------ Data for this task
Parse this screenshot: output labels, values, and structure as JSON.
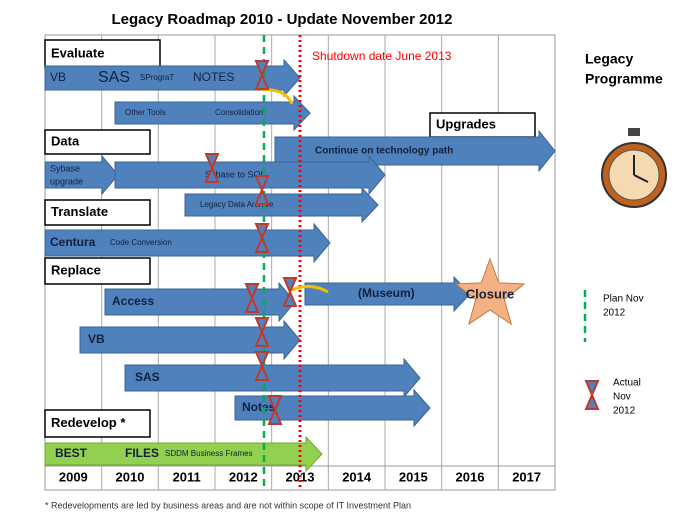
{
  "title": "Legacy Roadmap  2010  - Update November 2012",
  "years": [
    "2009",
    "2010",
    "2011",
    "2012",
    "2013",
    "2014",
    "2015",
    "2016",
    "2017"
  ],
  "sections": {
    "evaluate": "Evaluate",
    "data": "Data",
    "translate": "Translate",
    "replace": "Replace",
    "redevelop": "Redevelop *",
    "upgrades": "Upgrades"
  },
  "arrows": [
    {
      "labels": [
        "VB",
        "SAS",
        "SProgrаT",
        "NOTES"
      ]
    },
    {
      "labels": [
        "Other Tools",
        "Consolidation"
      ]
    },
    {
      "labels": [
        "Continue on technology path"
      ]
    },
    {
      "labels": [
        "Sybase",
        "upgrade"
      ]
    },
    {
      "labels": [
        "Sybase to SQL"
      ]
    },
    {
      "labels": [
        "Legacy Data Archive"
      ]
    },
    {
      "labels": [
        "Centura",
        "Code Conversion"
      ]
    },
    {
      "labels": [
        "(Museum)"
      ]
    },
    {
      "labels": [
        "Access"
      ]
    },
    {
      "labels": [
        "VB"
      ]
    },
    {
      "labels": [
        "SAS"
      ]
    },
    {
      "labels": [
        "Notes"
      ]
    },
    {
      "labels": [
        "BEST",
        "FILES",
        "SDDM Business Frames"
      ]
    }
  ],
  "closure": "Closure",
  "shutdown": "Shutdown date June 2013",
  "side_title": [
    "Legacy",
    "Programme"
  ],
  "legend": {
    "plan": [
      "Plan Nov",
      "2012"
    ],
    "actual": [
      "Actual",
      "Nov",
      "2012"
    ]
  },
  "footnote": "*  Redevelopments are led by business areas and are not within scope of IT Investment Plan"
}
------------
■ Stated problem ■
Your task is an exact transcription of all the data, minus the pictures.

■ Task answer ■
Parse this screenshot: output labels, values, and structure as JSON.
{
  "title": "Legacy Roadmap  2010  - Update November 2012",
  "years": [
    "2009",
    "2010",
    "2011",
    "2012",
    "2013",
    "2014",
    "2015",
    "2016",
    "2017"
  ],
  "sections": {
    "evaluate": "Evaluate",
    "data": "Data",
    "translate": "Translate",
    "replace": "Replace",
    "redevelop": "Redevelop *",
    "upgrades": "Upgrades"
  },
  "arrows": [
    {
      "labels": [
        "VB",
        "SAS",
        "SProgrаT",
        "NOTES"
      ]
    },
    {
      "labels": [
        "Other Tools",
        "Consolidation"
      ]
    },
    {
      "labels": [
        "Continue on technology path"
      ]
    },
    {
      "labels": [
        "Sybase",
        "upgrade"
      ]
    },
    {
      "labels": [
        "Sybase to SQL"
      ]
    },
    {
      "labels": [
        "Legacy Data Archive"
      ]
    },
    {
      "labels": [
        "Centura",
        "Code Conversion"
      ]
    },
    {
      "labels": [
        "(Museum)"
      ]
    },
    {
      "labels": [
        "Access"
      ]
    },
    {
      "labels": [
        "VB"
      ]
    },
    {
      "labels": [
        "SAS"
      ]
    },
    {
      "labels": [
        "Notes"
      ]
    },
    {
      "labels": [
        "BEST",
        "FILES",
        "SDDM Business Frames"
      ]
    }
  ],
  "closure": "Closure",
  "shutdown": "Shutdown date June 2013",
  "side_title": [
    "Legacy",
    "Programme"
  ],
  "legend": {
    "plan": [
      "Plan Nov",
      "2012"
    ],
    "actual": [
      "Actual",
      "Nov",
      "2012"
    ]
  },
  "footnote": "*  Redevelopments are led by business areas and are not within scope of IT Investment Plan"
}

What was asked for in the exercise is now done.